_To do:_
Your task is to repeat the entries underneath exactly, minus the pictures.

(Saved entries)
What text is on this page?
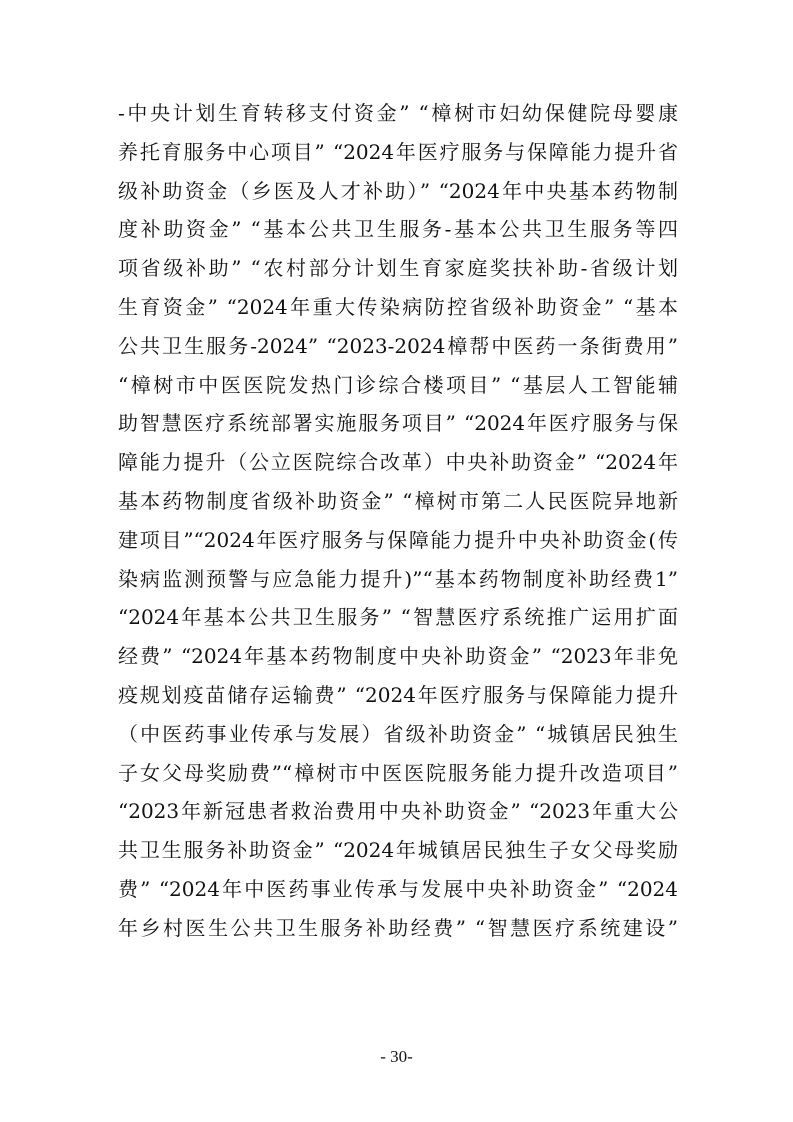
-中央计划生育转移支付资金” “樟树市妇幼保健院母婴康
养托育服务中心项目” “2024年医疗服务与保障能力提升省
级补助资金（乡医及人才补助）” “2024年中央基本药物制
度补助资金” “基本公共卫生服务-基本公共卫生服务等四
项省级补助” “农村部分计划生育家庭奖扶补助-省级计划
生育资金” “2024年重大传染病防控省级补助资金” “基本
公共卫生服务-2024” “2023-2024樟帮中医药一条街费用”
“樟树市中医医院发热门诊综合楼项目” “基层人工智能辅
助智慧医疗系统部署实施服务项目” “2024年医疗服务与保
障能力提升（公立医院综合改革）中央补助资金” “2024年
基本药物制度省级补助资金” “樟树市第二人民医院异地新
建项目”“2024年医疗服务与保障能力提升中央补助资金(传
染病监测预警与应急能力提升)”“基本药物制度补助经费1”
“2024年基本公共卫生服务” “智慧医疗系统推广运用扩面
经费” “2024年基本药物制度中央补助资金” “2023年非免
疫规划疫苗储存运输费” “2024年医疗服务与保障能力提升
（中医药事业传承与发展）省级补助资金” “城镇居民独生
子女父母奖励费”“樟树市中医医院服务能力提升改造项目”
“2023年新冠患者救治费用中央补助资金” “2023年重大公
共卫生服务补助资金” “2024年城镇居民独生子女父母奖励
费” “2024年中医药事业传承与发展中央补助资金” “2024
年乡村医生公共卫生服务补助经费” “智慧医疗系统建设”

- 30-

_The completed task:_
What text is on this page?
-中央计划生育转移支付资金” “樟树市妇幼保健院母婴康
养托育服务中心项目” “2024年医疗服务与保障能力提升省
级补助资金（乡医及人才补助）” “2024年中央基本药物制
度补助资金” “基本公共卫生服务-基本公共卫生服务等四
项省级补助” “农村部分计划生育家庭奖扶补助-省级计划
生育资金” “2024年重大传染病防控省级补助资金” “基本
公共卫生服务-2024” “2023-2024樟帮中医药一条街费用”
“樟树市中医医院发热门诊综合楼项目” “基层人工智能辅
助智慧医疗系统部署实施服务项目” “2024年医疗服务与保
障能力提升（公立医院综合改革）中央补助资金” “2024年
基本药物制度省级补助资金” “樟树市第二人民医院异地新
建项目”“2024年医疗服务与保障能力提升中央补助资金(传
染病监测预警与应急能力提升)”“基本药物制度补助经费1”
“2024年基本公共卫生服务” “智慧医疗系统推广运用扩面
经费” “2024年基本药物制度中央补助资金” “2023年非免
疫规划疫苗储存运输费” “2024年医疗服务与保障能力提升
（中医药事业传承与发展）省级补助资金” “城镇居民独生
子女父母奖励费”“樟树市中医医院服务能力提升改造项目”
“2023年新冠患者救治费用中央补助资金” “2023年重大公
共卫生服务补助资金” “2024年城镇居民独生子女父母奖励
费” “2024年中医药事业传承与发展中央补助资金” “2024
年乡村医生公共卫生服务补助经费” “智慧医疗系统建设”

- 30-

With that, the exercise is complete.